**Brief**
Retype all the entries word for word, but omit the pictures.

========================

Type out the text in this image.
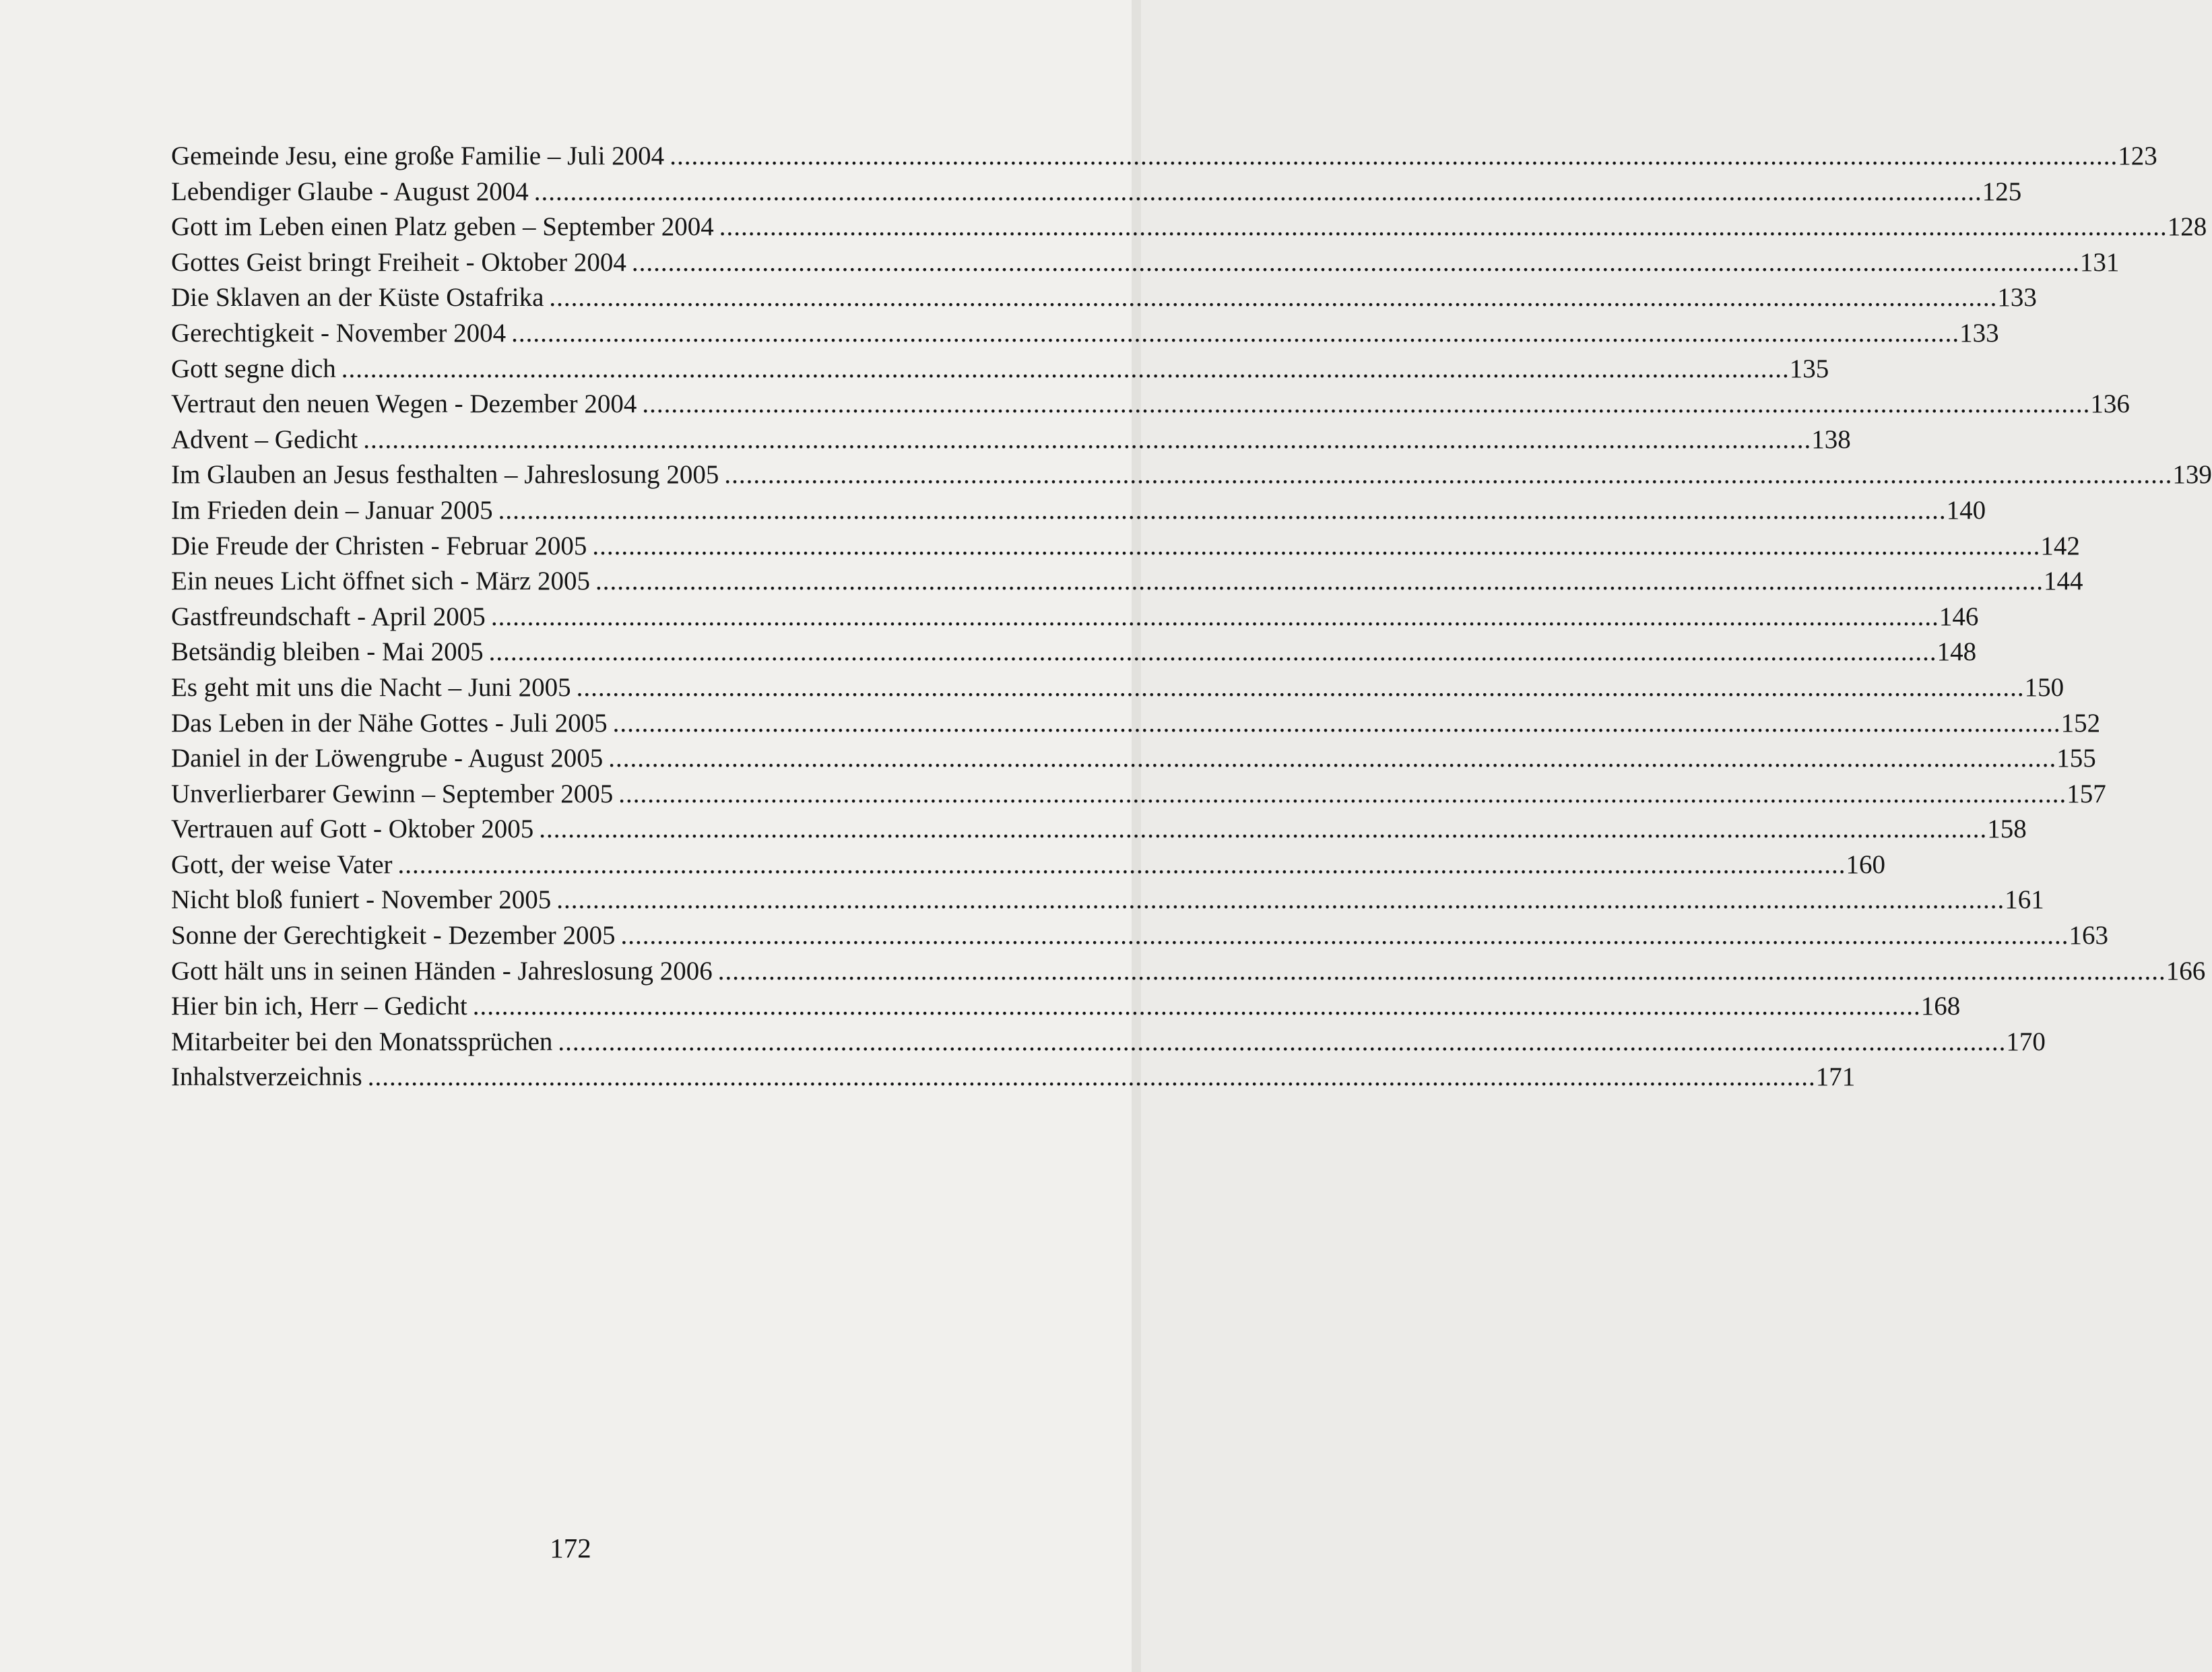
Gemeinde Jesu, eine große Familie – Juli 2004 ........................................................................................................................................................................................................ 123
Lebendiger Glaube - August 2004 ........................................................................................................................................................................................................ 125
Gott im Leben einen Platz geben – September 2004 ........................................................................................................................................................................................................ 128
Gottes Geist bringt Freiheit - Oktober 2004 ........................................................................................................................................................................................................ 131
Die Sklaven an der Küste Ostafrika ........................................................................................................................................................................................................ 133
Gerechtigkeit - November 2004 ........................................................................................................................................................................................................ 133
Gott segne dich ........................................................................................................................................................................................................ 135
Vertraut den neuen Wegen - Dezember 2004 ........................................................................................................................................................................................................ 136
Advent – Gedicht ........................................................................................................................................................................................................ 138
Im Glauben an Jesus festhalten – Jahreslosung 2005 ........................................................................................................................................................................................................ 139
Im Frieden dein – Januar 2005 ........................................................................................................................................................................................................ 140
Die Freude der Christen - Februar 2005 ........................................................................................................................................................................................................ 142
Ein neues Licht öffnet sich - März 2005 ........................................................................................................................................................................................................ 144
Gastfreundschaft - April 2005 ........................................................................................................................................................................................................ 146
Betsändig bleiben - Mai 2005 ........................................................................................................................................................................................................ 148
Es geht mit uns die Nacht – Juni 2005 ........................................................................................................................................................................................................ 150
Das Leben in der Nähe Gottes - Juli 2005 ........................................................................................................................................................................................................ 152
Daniel in der Löwengrube - August 2005 ........................................................................................................................................................................................................ 155
Unverlierbarer Gewinn – September 2005 ........................................................................................................................................................................................................ 157
Vertrauen auf Gott - Oktober 2005 ........................................................................................................................................................................................................ 158
Gott, der weise Vater ........................................................................................................................................................................................................ 160
Nicht bloß funiert - November 2005 ........................................................................................................................................................................................................ 161
Sonne der Gerechtigkeit - Dezember 2005 ........................................................................................................................................................................................................ 163
Gott hält uns in seinen Händen - Jahreslosung 2006 ........................................................................................................................................................................................................ 166
Hier bin ich, Herr – Gedicht ........................................................................................................................................................................................................ 168
Mitarbeiter bei den Monatssprüchen ........................................................................................................................................................................................................ 170
Inhalstverzeichnis ........................................................................................................................................................................................................ 171
172
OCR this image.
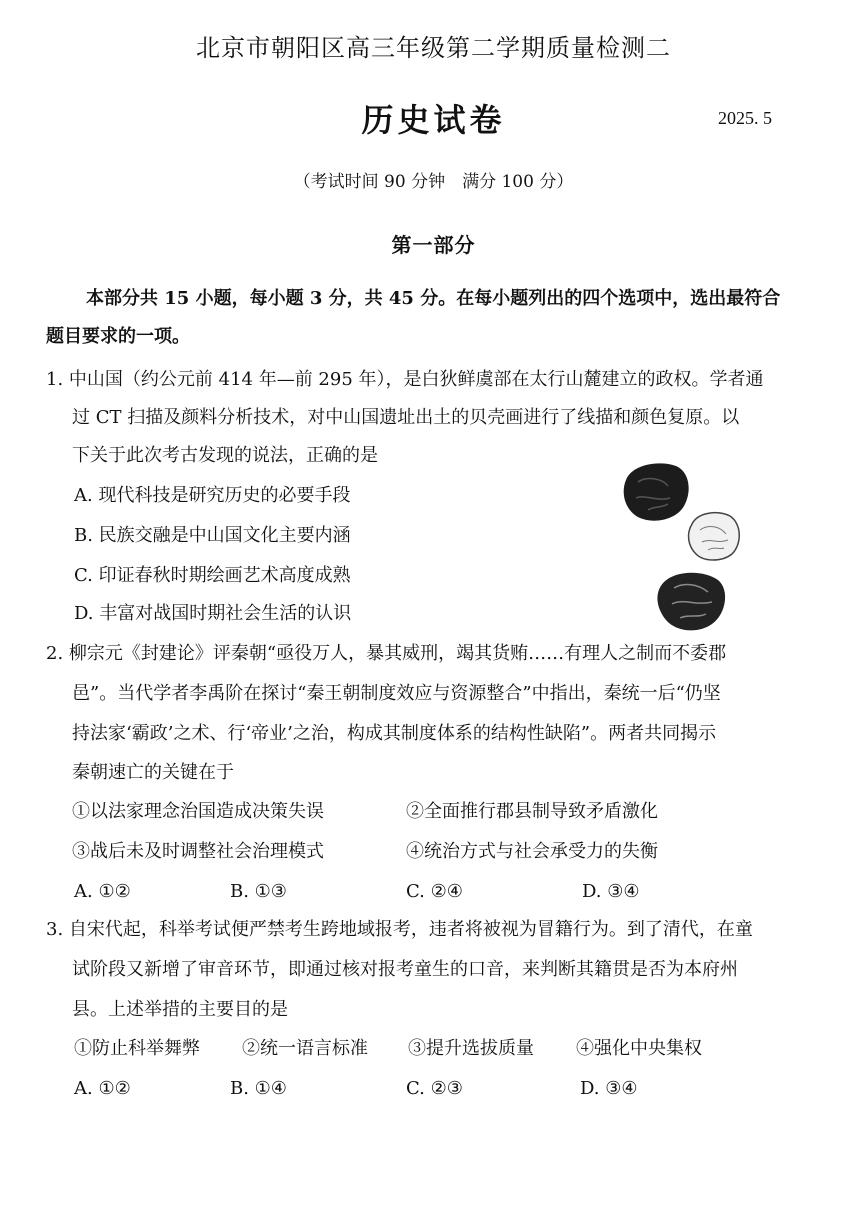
北京市朝阳区高三年级第二学期质量检测二
历史试卷	2025. 5
（考试时间 90 分钟　满分 100 分）
第一部分
本部分共 15 小题，每小题 3 分，共 45 分。在每小题列出的四个选项中，选出最符合
题目要求的一项。
1. 中山国（约公元前 414 年—前 295 年），是白狄鲜虞部在太行山麓建立的政权。学者通
过 CT 扫描及颜料分析技术，对中山国遗址出土的贝壳画进行了线描和颜色复原。以
下关于此次考古发现的说法，正确的是
A. 现代科技是研究历史的必要手段
B. 民族交融是中山国文化主要内涵
C. 印证春秋时期绘画艺术高度成熟
D. 丰富对战国时期社会生活的认识
2. 柳宗元《封建论》评秦朝“亟役万人，暴其威刑，竭其货贿……有理人之制而不委郡
邑”。当代学者李禹阶在探讨“秦王朝制度效应与资源整合”中指出，秦统一后“仍坚
持法家‘霸政’之术、行‘帝业’之治，构成其制度体系的结构性缺陷”。两者共同揭示
秦朝速亡的关键在于
①以法家理念治国造成决策失误	②全面推行郡县制导致矛盾激化
③战后未及时调整社会治理模式	④统治方式与社会承受力的失衡
A. ①②	B. ①③	C. ②④	D. ③④
3. 自宋代起，科举考试便严禁考生跨地域报考，违者将被视为冒籍行为。到了清代，在童
试阶段又新增了审音环节，即通过核对报考童生的口音，来判断其籍贯是否为本府州
县。上述举措的主要目的是
①防止科举舞弊 ②统一语言标准 ③提升选拔质量 ④强化中央集权
A. ①②	B. ①④	C. ②③	D. ③④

========================

**Problem solution**
Type out the text in this image.
Gemeinde Jesu, eine große Familie – Juli 2004 ........................................................................................................................................................................................................ 123
Lebendiger Glaube - August 2004 ........................................................................................................................................................................................................ 125
Gott im Leben einen Platz geben – September 2004 ........................................................................................................................................................................................................ 128
Gottes Geist bringt Freiheit - Oktober 2004 ........................................................................................................................................................................................................ 131
Die Sklaven an der Küste Ostafrika ........................................................................................................................................................................................................ 133
Gerechtigkeit - November 2004 ........................................................................................................................................................................................................ 133
Gott segne dich ........................................................................................................................................................................................................ 135
Vertraut den neuen Wegen - Dezember 2004 ........................................................................................................................................................................................................ 136
Advent – Gedicht ........................................................................................................................................................................................................ 138
Im Glauben an Jesus festhalten – Jahreslosung 2005 ........................................................................................................................................................................................................ 139
Im Frieden dein – Januar 2005 ........................................................................................................................................................................................................ 140
Die Freude der Christen - Februar 2005 ........................................................................................................................................................................................................ 142
Ein neues Licht öffnet sich - März 2005 ........................................................................................................................................................................................................ 144
Gastfreundschaft - April 2005 ........................................................................................................................................................................................................ 146
Betsändig bleiben - Mai 2005 ........................................................................................................................................................................................................ 148
Es geht mit uns die Nacht – Juni 2005 ........................................................................................................................................................................................................ 150
Das Leben in der Nähe Gottes - Juli 2005 ........................................................................................................................................................................................................ 152
Daniel in der Löwengrube - August 2005 ........................................................................................................................................................................................................ 155
Unverlierbarer Gewinn – September 2005 ........................................................................................................................................................................................................ 157
Vertrauen auf Gott - Oktober 2005 ........................................................................................................................................................................................................ 158
Gott, der weise Vater ........................................................................................................................................................................................................ 160
Nicht bloß funiert - November 2005 ........................................................................................................................................................................................................ 161
Sonne der Gerechtigkeit - Dezember 2005 ........................................................................................................................................................................................................ 163
Gott hält uns in seinen Händen - Jahreslosung 2006 ........................................................................................................................................................................................................ 166
Hier bin ich, Herr – Gedicht ........................................................................................................................................................................................................ 168
Mitarbeiter bei den Monatssprüchen ........................................................................................................................................................................................................ 170
Inhalstverzeichnis ........................................................................................................................................................................................................ 171
172
OCR this image.
北京市朝阳区高三年级第二学期质量检测二
历史试卷	2025. 5
（考试时间 90 分钟　满分 100 分）
第一部分
本部分共 15 小题，每小题 3 分，共 45 分。在每小题列出的四个选项中，选出最符合
题目要求的一项。
1. 中山国（约公元前 414 年—前 295 年），是白狄鲜虞部在太行山麓建立的政权。学者通
过 CT 扫描及颜料分析技术，对中山国遗址出土的贝壳画进行了线描和颜色复原。以
下关于此次考古发现的说法，正确的是
A. 现代科技是研究历史的必要手段
B. 民族交融是中山国文化主要内涵
C. 印证春秋时期绘画艺术高度成熟
D. 丰富对战国时期社会生活的认识
2. 柳宗元《封建论》评秦朝“亟役万人，暴其威刑，竭其货贿……有理人之制而不委郡
邑”。当代学者李禹阶在探讨“秦王朝制度效应与资源整合”中指出，秦统一后“仍坚
持法家‘霸政’之术、行‘帝业’之治，构成其制度体系的结构性缺陷”。两者共同揭示
秦朝速亡的关键在于
①以法家理念治国造成决策失误	②全面推行郡县制导致矛盾激化
③战后未及时调整社会治理模式	④统治方式与社会承受力的失衡
A. ①②	B. ①③	C. ②④	D. ③④
3. 自宋代起，科举考试便严禁考生跨地域报考，违者将被视为冒籍行为。到了清代，在童
试阶段又新增了审音环节，即通过核对报考童生的口音，来判断其籍贯是否为本府州
县。上述举措的主要目的是
①防止科举舞弊 ②统一语言标准 ③提升选拔质量 ④强化中央集权
A. ①②	B. ①④	C. ②③	D. ③④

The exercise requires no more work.